- _INSTRUCTION_
Count how many lines below contain the word "thinking", then give that number alone.

- _DATA SHOWN_
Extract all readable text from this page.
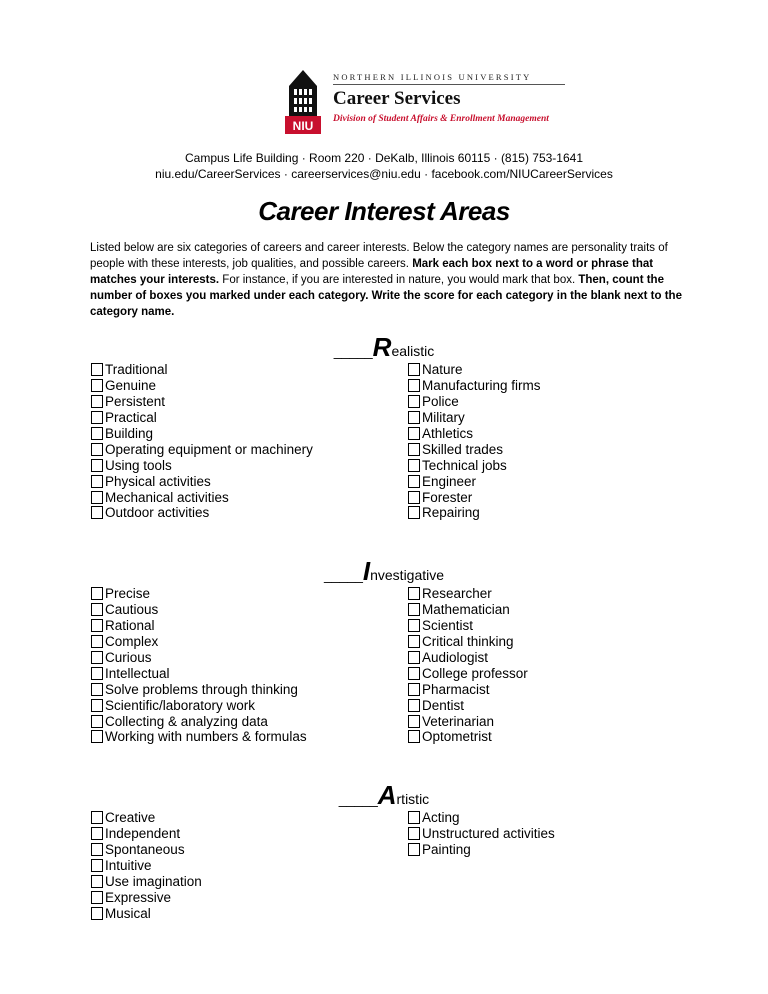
NIU
NORTHERN ILLINOIS UNIVERSITY
Career Services
Division of Student Affairs & Enrollment Management
Campus Life Building · Room 220 · DeKalb, Illinois 60115 · (815) 753-1641
niu.edu/CareerServices · careerservices@niu.edu · facebook.com/NIUCareerServices
Career Interest Areas
Listed below are six categories of careers and career interests. Below the category names are personality traits of people with these interests, job qualities, and possible careers. Mark each box next to a word or phrase that matches your interests. For instance, if you are interested in nature, you would mark that box. Then, count the number of boxes you marked under each category. Write the score for each category in the blank next to the category name.
_____Realistic
Traditional
Genuine
Persistent
Practical
Building
Operating equipment or machinery
Using tools
Physical activities
Mechanical activities
Outdoor activities
Nature
Manufacturing firms
Police
Military
Athletics
Skilled trades
Technical jobs
Engineer
Forester
Repairing
_____Investigative
Precise
Cautious
Rational
Complex
Curious
Intellectual
Solve problems through thinking
Scientific/laboratory work
Collecting & analyzing data
Working with numbers & formulas
Researcher
Mathematician
Scientist
Critical thinking
Audiologist
College professor
Pharmacist
Dentist
Veterinarian
Optometrist
_____Artistic
Creative
Independent
Spontaneous
Intuitive
Use imagination
Expressive
Musical
Acting
Unstructured activities
Painting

- _FULL OUTPUT_
2